Gather up the lines that contain "title".
-------- DATA SECTION
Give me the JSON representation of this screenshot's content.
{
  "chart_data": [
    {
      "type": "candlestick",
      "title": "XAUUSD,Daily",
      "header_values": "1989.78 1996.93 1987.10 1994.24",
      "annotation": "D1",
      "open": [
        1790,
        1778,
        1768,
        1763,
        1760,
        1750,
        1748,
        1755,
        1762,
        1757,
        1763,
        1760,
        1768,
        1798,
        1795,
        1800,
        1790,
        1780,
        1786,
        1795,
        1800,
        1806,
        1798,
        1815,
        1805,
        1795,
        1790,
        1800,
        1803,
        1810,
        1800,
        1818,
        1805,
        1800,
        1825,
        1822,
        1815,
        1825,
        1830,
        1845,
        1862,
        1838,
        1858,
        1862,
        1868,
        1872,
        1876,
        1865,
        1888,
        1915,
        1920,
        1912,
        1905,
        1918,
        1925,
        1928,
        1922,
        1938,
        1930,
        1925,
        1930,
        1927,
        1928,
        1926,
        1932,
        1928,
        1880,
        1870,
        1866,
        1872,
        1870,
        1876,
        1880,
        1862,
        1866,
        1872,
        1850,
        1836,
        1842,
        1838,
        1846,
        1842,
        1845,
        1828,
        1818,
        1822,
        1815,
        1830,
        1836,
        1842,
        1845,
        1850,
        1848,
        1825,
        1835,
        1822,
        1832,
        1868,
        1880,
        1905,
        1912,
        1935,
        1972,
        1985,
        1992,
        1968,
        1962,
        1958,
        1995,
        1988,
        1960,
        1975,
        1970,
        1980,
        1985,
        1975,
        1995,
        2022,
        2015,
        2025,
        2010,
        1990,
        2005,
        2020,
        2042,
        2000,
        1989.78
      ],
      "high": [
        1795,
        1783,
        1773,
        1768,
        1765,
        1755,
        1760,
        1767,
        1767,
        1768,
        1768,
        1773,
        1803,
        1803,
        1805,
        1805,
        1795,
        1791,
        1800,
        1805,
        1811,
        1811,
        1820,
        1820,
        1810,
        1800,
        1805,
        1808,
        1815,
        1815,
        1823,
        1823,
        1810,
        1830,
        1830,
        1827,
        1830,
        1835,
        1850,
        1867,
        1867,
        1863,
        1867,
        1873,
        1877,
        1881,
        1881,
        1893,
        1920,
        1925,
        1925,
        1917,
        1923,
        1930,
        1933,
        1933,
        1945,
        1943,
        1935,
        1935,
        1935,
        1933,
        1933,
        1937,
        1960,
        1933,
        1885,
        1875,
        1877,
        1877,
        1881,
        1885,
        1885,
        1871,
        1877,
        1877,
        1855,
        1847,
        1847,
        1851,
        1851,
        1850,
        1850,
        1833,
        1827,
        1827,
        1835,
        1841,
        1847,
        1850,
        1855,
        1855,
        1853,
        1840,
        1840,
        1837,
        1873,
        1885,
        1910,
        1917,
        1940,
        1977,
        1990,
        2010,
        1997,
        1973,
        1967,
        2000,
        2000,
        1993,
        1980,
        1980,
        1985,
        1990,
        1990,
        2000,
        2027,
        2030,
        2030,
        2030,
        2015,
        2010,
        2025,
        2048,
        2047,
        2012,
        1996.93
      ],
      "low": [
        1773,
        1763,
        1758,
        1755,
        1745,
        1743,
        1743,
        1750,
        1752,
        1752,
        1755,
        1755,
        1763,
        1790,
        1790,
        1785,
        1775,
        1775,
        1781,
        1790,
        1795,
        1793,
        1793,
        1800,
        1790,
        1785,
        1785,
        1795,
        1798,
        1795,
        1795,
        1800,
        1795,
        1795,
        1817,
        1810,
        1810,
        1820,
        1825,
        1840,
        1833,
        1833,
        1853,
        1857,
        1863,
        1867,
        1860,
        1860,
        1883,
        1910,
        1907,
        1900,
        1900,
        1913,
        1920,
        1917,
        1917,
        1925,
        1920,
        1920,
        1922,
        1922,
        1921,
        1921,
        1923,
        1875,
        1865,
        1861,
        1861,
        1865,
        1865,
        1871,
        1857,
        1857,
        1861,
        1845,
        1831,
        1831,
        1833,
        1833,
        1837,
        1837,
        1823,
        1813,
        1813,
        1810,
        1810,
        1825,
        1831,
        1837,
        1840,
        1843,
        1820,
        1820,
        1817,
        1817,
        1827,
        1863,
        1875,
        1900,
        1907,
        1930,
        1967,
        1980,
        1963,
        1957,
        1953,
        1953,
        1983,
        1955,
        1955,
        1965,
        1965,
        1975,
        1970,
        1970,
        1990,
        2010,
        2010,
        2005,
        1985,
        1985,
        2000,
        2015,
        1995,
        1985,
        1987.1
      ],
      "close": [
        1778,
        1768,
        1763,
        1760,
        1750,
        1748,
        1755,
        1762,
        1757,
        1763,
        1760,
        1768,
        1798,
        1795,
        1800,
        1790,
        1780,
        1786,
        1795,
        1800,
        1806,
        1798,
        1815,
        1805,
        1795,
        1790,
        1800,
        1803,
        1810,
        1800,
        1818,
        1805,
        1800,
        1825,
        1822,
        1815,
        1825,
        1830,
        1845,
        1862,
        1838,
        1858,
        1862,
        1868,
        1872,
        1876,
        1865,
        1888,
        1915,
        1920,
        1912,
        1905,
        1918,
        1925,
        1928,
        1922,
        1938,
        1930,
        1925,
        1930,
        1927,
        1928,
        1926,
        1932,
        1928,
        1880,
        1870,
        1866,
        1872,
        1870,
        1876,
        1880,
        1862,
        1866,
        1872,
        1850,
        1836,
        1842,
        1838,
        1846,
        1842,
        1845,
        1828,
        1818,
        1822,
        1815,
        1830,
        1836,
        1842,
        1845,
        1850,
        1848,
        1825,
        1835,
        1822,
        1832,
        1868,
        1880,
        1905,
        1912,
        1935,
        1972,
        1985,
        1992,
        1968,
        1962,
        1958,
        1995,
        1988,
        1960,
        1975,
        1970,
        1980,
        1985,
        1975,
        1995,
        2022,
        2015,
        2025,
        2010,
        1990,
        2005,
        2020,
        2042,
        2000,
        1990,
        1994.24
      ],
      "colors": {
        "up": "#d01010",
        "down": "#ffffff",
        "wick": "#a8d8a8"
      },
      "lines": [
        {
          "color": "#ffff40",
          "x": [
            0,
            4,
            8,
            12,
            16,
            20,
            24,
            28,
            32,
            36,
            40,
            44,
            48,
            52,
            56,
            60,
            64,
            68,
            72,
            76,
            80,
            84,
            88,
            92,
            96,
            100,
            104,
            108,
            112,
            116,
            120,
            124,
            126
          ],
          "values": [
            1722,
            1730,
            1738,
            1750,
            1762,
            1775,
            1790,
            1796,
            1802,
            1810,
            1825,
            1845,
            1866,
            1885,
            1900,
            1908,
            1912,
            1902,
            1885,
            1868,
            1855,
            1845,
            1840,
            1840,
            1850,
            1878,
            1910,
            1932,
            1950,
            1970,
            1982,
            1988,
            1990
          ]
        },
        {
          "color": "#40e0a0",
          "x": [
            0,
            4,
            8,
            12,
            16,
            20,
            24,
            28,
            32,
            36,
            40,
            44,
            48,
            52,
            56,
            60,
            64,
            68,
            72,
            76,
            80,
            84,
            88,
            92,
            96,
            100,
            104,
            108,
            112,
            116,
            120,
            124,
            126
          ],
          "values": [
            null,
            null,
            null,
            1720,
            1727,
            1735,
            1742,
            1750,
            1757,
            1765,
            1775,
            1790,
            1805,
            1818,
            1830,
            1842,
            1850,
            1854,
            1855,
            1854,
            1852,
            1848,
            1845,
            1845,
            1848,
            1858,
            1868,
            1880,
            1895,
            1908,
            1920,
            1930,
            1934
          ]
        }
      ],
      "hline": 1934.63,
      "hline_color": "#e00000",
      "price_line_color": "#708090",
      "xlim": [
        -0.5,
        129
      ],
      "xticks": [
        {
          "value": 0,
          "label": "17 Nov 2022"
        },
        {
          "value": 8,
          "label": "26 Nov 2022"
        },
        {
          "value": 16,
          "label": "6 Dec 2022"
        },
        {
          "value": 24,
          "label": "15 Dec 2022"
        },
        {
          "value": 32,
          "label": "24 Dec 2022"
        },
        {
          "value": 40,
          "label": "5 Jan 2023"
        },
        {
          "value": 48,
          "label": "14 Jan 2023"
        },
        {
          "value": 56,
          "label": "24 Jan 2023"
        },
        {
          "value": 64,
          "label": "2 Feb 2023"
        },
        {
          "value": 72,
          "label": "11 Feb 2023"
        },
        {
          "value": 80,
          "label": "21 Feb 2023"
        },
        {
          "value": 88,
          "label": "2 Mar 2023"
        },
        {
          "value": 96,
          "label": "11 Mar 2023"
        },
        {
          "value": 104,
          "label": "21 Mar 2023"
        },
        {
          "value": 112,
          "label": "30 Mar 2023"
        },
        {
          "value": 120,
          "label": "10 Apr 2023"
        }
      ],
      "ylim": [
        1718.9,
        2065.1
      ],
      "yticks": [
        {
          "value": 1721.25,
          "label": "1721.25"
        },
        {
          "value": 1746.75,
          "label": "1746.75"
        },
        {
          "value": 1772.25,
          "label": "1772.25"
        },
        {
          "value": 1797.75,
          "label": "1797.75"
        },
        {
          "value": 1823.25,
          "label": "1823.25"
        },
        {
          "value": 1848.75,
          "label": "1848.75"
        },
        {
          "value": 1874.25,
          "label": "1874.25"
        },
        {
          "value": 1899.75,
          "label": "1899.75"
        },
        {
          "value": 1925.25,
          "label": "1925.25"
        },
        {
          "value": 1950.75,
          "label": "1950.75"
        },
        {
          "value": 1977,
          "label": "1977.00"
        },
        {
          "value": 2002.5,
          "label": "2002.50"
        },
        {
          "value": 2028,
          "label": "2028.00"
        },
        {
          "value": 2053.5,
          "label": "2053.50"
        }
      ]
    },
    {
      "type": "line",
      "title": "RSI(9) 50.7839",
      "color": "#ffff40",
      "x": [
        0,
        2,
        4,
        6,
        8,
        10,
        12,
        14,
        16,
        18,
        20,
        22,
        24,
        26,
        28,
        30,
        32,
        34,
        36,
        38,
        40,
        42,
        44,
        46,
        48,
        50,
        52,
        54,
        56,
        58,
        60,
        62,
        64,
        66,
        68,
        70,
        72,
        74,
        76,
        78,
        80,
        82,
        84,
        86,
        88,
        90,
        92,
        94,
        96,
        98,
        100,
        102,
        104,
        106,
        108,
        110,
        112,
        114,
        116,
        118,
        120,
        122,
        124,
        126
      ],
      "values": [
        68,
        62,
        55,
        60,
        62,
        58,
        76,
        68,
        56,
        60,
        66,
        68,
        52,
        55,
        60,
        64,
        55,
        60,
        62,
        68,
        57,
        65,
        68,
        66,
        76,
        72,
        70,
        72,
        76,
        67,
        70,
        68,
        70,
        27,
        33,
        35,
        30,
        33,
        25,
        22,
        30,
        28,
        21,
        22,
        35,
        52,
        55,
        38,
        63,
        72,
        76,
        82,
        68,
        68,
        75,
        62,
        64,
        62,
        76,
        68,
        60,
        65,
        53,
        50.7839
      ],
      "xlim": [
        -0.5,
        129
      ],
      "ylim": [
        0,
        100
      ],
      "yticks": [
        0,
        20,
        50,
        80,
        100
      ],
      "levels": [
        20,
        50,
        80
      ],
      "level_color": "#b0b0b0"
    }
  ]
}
----------------
> **OUTPUT OF THE EXERCISE**:
      "title": "XAUUSD,Daily",
      "title": "RSI(9) 50.7839",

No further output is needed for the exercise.